For the entries that follow, tally the lines holding the string "Joach". Give the total and nothing else.

## BEGIN Records for the exercise

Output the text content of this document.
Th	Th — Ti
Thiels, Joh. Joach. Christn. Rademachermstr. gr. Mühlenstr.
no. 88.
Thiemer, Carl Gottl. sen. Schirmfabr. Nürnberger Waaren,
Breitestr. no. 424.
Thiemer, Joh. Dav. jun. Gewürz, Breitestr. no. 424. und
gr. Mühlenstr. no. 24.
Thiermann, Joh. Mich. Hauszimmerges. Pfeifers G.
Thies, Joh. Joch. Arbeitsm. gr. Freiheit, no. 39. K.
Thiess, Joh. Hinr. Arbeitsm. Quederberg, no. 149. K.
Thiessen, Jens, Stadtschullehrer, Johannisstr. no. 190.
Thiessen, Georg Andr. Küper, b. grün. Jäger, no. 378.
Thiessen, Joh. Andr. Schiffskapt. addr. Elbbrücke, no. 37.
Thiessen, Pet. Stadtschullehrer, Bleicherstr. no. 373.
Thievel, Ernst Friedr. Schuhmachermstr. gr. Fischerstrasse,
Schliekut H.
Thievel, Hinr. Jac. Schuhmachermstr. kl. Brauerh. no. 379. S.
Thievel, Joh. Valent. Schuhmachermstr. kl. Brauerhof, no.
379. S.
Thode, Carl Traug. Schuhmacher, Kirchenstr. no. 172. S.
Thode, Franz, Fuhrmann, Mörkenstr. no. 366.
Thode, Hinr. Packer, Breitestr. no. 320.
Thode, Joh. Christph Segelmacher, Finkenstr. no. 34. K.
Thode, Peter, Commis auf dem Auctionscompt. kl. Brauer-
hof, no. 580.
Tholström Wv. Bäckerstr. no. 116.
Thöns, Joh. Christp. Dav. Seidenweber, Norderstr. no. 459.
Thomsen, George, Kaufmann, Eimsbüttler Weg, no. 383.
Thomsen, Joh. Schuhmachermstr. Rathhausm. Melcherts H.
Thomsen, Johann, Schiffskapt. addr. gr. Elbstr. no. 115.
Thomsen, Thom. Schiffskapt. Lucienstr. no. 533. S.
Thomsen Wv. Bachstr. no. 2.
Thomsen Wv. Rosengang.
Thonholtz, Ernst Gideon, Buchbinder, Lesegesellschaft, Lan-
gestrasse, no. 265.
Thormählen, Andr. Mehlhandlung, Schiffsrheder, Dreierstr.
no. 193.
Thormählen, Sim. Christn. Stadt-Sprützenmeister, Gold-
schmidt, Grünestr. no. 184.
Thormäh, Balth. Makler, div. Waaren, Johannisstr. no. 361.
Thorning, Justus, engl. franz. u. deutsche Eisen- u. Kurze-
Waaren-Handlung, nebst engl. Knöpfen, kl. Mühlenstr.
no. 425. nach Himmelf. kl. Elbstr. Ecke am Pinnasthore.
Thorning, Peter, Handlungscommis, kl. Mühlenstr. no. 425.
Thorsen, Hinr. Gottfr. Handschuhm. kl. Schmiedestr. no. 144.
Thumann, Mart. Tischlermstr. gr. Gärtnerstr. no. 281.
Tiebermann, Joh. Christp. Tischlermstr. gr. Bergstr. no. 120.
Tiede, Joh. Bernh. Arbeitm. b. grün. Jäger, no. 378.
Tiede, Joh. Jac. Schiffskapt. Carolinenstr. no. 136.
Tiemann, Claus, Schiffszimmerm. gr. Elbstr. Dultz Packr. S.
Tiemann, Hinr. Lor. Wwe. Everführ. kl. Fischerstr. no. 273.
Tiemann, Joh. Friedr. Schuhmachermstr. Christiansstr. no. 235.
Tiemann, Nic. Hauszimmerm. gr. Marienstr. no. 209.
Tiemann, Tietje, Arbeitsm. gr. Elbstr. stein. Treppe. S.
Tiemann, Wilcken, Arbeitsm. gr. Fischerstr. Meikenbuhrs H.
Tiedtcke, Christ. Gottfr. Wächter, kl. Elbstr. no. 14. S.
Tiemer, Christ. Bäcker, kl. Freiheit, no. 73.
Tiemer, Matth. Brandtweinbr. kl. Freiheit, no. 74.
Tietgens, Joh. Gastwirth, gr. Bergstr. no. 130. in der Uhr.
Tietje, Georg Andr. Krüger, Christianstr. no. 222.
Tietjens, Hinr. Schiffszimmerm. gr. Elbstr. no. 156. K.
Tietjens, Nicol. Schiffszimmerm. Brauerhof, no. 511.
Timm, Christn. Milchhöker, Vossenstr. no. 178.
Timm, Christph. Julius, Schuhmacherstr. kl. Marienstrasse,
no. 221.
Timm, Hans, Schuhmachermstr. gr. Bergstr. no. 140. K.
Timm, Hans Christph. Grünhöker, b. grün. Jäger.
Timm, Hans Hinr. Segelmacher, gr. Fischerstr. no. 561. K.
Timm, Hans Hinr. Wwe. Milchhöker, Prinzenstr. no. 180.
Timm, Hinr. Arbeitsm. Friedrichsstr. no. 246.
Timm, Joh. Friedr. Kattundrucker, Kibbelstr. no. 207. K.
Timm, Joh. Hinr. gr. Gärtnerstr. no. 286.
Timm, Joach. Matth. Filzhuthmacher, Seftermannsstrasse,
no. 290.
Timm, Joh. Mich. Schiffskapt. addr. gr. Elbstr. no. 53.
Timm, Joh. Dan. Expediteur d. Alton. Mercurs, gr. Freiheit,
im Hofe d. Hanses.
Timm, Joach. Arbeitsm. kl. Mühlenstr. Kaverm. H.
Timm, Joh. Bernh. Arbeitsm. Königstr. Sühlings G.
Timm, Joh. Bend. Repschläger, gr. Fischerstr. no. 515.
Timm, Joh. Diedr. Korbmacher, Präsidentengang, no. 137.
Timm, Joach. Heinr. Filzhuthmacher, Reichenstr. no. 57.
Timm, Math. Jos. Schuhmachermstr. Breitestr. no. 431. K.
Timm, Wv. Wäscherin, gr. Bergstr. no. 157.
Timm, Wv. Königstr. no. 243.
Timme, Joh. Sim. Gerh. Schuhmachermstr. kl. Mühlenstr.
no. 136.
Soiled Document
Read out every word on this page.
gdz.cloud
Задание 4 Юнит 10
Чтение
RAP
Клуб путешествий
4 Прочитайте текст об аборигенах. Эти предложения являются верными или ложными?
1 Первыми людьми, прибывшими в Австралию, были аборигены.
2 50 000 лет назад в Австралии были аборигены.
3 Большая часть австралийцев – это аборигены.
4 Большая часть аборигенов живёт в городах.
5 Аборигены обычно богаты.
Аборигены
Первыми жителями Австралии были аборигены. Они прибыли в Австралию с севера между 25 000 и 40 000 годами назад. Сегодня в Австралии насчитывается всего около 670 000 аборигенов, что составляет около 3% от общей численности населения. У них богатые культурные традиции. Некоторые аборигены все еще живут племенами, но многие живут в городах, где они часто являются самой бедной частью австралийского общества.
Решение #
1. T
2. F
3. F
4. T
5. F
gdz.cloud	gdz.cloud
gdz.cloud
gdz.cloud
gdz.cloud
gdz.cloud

## END Records for the exercise

**Complete response**
4